**What is being asked**
Copy the items verbatim, starting from the first line and continuing up to and including the line containing "bar [932,78,945,490]".

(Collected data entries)
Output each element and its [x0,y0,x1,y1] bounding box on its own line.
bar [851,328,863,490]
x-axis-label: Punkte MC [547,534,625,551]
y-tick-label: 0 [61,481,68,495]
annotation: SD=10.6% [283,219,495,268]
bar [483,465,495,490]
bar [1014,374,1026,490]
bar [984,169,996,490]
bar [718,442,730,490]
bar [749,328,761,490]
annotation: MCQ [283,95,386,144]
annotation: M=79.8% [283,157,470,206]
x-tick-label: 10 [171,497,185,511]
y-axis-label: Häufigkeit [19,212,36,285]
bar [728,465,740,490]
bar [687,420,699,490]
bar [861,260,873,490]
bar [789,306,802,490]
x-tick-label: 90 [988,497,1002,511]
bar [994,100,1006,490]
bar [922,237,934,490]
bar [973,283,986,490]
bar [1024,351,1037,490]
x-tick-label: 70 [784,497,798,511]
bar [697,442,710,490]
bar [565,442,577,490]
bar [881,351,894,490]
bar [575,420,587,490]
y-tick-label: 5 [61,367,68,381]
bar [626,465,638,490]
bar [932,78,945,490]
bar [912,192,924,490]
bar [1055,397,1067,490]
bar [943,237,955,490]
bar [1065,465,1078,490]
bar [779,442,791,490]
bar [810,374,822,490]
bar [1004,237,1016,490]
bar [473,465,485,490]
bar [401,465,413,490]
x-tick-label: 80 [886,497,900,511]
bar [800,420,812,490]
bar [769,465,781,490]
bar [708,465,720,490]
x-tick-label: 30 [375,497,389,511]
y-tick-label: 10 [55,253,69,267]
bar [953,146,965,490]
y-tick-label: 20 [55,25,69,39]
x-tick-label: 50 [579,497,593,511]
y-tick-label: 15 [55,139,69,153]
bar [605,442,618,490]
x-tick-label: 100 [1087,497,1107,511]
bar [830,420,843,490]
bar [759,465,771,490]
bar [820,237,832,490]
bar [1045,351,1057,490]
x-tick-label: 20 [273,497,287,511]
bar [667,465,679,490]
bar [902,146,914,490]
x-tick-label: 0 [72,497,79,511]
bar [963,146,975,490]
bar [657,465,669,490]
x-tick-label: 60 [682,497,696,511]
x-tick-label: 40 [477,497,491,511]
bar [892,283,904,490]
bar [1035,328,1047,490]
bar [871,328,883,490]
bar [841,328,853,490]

**Finished task**
Output each element and its [x0,y0,x1,y1] bounding box on its own line.
bar [851,328,863,490]
x-axis-label: Punkte MC [547,534,625,551]
y-tick-label: 0 [61,481,68,495]
annotation: SD=10.6% [283,219,495,268]
bar [483,465,495,490]
bar [1014,374,1026,490]
bar [984,169,996,490]
bar [718,442,730,490]
bar [749,328,761,490]
annotation: MCQ [283,95,386,144]
annotation: M=79.8% [283,157,470,206]
x-tick-label: 10 [171,497,185,511]
y-axis-label: Häufigkeit [19,212,36,285]
bar [728,465,740,490]
bar [687,420,699,490]
bar [861,260,873,490]
bar [789,306,802,490]
x-tick-label: 90 [988,497,1002,511]
bar [994,100,1006,490]
bar [922,237,934,490]
bar [973,283,986,490]
bar [1024,351,1037,490]
x-tick-label: 70 [784,497,798,511]
bar [697,442,710,490]
bar [565,442,577,490]
bar [881,351,894,490]
bar [575,420,587,490]
y-tick-label: 5 [61,367,68,381]
bar [626,465,638,490]
bar [932,78,945,490]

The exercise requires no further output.